• _Instructions to follow_
Identify every line containing the word "Chrome" and reproduce each one.

• _Data items_
++++++++++

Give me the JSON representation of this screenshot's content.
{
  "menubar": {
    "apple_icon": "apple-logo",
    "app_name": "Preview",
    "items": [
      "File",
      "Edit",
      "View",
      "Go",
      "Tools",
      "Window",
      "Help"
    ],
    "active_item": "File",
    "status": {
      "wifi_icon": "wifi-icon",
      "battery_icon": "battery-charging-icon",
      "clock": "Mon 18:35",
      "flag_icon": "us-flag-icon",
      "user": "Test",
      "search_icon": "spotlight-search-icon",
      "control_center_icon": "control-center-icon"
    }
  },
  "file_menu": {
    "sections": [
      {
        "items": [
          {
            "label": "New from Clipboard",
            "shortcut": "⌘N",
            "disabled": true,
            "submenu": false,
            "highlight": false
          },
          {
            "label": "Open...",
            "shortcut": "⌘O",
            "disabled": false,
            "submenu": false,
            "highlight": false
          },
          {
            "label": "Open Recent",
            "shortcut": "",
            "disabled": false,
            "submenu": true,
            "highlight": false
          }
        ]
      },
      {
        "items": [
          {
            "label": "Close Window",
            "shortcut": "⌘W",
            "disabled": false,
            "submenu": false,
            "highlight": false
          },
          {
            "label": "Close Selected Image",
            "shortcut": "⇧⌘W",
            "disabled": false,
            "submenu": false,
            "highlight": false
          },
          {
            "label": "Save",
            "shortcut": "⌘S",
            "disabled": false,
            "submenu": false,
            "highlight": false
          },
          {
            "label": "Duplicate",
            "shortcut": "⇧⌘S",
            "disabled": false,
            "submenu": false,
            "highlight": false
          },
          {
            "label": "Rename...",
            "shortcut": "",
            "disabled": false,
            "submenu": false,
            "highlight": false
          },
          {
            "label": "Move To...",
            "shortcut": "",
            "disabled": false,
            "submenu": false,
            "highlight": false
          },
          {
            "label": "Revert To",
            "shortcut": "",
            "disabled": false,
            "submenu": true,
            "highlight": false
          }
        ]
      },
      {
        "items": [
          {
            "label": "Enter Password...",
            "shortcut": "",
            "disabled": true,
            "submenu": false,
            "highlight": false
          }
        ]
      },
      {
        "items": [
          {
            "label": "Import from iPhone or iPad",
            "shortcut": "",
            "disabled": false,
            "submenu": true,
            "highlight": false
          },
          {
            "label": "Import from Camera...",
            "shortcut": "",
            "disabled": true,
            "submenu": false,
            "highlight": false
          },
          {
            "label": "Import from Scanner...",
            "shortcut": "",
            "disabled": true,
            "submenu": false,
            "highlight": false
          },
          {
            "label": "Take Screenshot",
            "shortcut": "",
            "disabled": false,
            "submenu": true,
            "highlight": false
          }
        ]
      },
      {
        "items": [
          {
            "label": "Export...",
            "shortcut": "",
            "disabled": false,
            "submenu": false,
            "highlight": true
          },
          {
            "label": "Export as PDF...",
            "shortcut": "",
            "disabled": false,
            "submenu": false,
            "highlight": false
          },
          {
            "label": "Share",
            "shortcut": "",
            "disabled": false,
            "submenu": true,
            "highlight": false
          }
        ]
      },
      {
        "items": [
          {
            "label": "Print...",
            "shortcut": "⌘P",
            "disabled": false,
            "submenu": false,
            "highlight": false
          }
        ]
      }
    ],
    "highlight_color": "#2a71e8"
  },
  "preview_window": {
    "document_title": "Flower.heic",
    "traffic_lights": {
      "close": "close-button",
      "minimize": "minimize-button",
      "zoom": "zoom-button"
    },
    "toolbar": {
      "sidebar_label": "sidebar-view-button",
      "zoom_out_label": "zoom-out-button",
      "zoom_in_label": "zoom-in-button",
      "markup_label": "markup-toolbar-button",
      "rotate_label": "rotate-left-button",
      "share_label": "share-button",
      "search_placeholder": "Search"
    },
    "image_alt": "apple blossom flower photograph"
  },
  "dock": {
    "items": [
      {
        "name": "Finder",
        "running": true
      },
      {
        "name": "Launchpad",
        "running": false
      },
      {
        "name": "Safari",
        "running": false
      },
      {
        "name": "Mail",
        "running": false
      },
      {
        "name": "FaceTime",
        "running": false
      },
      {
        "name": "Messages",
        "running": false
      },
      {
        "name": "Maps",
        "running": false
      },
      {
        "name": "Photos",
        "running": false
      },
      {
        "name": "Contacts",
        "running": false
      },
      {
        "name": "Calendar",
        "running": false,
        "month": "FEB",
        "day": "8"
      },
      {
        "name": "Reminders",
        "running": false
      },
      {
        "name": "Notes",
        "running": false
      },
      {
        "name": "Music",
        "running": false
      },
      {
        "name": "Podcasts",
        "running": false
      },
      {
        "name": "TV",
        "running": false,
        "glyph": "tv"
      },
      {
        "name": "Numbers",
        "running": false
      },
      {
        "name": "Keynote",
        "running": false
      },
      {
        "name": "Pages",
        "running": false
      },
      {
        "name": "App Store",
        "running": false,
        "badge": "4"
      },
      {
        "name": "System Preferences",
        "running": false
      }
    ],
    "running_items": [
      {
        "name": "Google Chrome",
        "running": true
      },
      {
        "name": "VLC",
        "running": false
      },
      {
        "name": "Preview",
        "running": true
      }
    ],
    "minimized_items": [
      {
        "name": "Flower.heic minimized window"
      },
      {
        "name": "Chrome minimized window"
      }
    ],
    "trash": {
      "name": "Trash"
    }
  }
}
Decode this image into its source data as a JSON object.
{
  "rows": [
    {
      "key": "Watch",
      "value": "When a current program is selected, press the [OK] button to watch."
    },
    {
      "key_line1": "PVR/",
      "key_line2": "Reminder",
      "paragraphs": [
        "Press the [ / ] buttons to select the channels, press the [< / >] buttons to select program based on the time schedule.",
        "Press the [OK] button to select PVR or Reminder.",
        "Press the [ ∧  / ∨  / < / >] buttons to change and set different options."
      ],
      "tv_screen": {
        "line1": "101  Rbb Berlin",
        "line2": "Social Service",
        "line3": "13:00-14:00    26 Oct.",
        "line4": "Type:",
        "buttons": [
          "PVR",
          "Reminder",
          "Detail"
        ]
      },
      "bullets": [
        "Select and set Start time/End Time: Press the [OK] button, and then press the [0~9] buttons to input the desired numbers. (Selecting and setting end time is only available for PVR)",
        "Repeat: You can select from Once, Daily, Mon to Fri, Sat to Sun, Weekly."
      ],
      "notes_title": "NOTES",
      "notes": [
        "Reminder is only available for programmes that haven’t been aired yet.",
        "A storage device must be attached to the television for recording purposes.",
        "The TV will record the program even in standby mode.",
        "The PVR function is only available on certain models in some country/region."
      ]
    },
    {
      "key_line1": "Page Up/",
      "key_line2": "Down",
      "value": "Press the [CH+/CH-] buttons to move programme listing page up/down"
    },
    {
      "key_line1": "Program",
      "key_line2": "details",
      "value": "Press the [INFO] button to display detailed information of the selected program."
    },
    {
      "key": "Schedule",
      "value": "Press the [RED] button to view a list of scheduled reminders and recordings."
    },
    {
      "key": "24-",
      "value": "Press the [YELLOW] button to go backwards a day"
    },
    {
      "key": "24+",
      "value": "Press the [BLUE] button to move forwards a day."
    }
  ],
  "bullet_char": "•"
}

++++++++++

• _Solution to the problem_
        "name": "Google Chrome",
        "name": "Chrome minimized window"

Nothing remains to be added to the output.